#### Available data

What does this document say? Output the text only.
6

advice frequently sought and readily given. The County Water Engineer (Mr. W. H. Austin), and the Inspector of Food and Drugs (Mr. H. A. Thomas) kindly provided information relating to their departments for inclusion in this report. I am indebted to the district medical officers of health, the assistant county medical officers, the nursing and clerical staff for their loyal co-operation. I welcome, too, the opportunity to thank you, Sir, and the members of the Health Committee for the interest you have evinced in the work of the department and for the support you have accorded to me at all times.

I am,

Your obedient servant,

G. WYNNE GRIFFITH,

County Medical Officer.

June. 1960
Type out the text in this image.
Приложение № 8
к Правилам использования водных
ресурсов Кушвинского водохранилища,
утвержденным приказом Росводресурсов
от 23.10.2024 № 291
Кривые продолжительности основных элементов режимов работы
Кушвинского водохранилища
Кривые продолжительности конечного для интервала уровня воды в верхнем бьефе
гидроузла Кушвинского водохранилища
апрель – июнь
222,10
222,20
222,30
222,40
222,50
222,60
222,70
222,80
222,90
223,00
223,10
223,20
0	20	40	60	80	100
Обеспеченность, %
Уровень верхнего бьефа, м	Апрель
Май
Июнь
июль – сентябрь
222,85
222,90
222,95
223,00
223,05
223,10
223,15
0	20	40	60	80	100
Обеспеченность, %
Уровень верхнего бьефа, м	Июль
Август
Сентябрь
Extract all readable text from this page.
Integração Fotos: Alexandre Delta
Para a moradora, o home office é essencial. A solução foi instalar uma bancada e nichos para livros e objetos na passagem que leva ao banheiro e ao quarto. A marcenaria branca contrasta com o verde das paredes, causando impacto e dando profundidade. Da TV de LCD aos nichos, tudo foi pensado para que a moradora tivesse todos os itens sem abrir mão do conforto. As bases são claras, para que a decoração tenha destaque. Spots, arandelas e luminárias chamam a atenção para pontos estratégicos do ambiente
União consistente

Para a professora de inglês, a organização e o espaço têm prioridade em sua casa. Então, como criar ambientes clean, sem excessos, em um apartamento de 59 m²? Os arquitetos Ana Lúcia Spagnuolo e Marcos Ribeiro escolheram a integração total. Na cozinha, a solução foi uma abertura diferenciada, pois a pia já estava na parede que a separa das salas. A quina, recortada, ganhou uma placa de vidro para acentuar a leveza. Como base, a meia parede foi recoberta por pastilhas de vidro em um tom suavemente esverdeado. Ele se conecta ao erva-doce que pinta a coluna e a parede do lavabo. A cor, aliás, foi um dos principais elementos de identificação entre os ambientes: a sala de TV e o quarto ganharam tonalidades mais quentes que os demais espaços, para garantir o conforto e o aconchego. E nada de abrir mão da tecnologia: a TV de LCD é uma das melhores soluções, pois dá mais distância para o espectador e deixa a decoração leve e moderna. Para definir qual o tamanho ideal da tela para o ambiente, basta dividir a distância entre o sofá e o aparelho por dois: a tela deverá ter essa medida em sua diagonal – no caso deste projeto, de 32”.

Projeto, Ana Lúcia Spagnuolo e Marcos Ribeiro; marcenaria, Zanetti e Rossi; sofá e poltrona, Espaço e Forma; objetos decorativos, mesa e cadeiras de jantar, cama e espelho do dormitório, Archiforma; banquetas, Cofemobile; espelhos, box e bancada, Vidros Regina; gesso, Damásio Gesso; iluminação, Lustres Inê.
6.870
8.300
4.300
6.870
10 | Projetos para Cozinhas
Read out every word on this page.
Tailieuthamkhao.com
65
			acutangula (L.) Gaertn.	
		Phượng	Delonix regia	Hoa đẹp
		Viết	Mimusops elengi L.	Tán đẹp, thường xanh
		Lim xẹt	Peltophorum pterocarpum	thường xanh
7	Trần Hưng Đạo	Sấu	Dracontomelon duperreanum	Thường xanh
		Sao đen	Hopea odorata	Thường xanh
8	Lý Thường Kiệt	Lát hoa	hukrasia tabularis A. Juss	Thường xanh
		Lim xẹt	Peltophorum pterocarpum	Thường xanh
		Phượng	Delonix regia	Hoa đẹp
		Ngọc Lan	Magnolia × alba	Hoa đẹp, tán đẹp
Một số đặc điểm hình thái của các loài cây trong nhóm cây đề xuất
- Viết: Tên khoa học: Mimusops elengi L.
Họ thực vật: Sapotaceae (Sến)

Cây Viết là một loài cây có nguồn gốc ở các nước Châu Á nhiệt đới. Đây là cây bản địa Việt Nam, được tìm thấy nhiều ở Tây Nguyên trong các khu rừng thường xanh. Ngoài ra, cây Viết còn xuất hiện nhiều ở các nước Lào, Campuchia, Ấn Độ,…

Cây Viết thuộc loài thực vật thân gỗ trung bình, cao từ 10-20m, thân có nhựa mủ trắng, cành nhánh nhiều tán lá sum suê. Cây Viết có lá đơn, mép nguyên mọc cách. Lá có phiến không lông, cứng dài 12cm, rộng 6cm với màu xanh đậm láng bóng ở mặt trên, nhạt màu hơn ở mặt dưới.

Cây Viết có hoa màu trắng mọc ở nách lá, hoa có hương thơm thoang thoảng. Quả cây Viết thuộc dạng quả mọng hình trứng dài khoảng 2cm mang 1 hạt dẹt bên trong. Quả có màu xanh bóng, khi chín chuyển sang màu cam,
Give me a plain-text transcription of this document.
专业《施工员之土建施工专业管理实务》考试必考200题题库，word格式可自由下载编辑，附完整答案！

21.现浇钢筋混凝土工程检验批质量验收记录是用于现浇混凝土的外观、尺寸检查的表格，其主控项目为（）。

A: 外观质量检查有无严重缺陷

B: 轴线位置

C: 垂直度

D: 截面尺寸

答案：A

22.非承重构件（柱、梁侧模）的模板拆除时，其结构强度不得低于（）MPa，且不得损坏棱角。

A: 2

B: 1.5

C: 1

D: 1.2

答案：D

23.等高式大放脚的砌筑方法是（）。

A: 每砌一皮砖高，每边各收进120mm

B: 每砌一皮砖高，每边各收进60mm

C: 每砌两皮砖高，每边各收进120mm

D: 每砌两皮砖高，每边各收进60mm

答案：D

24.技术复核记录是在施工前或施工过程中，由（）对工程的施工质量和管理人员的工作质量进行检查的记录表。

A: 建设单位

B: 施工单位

########

Work required>
In the listing above, find each line with the word "nhiều" and copy it.

Response to this task>
Cây Viết là một loài cây có nguồn gốc ở các nước Châu Á nhiệt đới. Đây là cây bản địa Việt Nam, được tìm thấy nhiều ở Tây Nguyên trong các khu rừng thường xanh. Ngoài ra, cây Viết còn xuất hiện nhiều ở các nước Lào, Campuchia, Ấn Độ,…
Cây Viết thuộc loài thực vật thân gỗ trung bình, cao từ 10-20m, thân có nhựa mủ trắng, cành nhánh nhiều tán lá sum suê. Cây Viết có lá đơn, mép nguyên mọc cách. Lá có phiến không lông, cứng dài 12cm, rộng 6cm với màu xanh đậm láng bóng ở mặt trên, nhạt màu hơn ở mặt dưới.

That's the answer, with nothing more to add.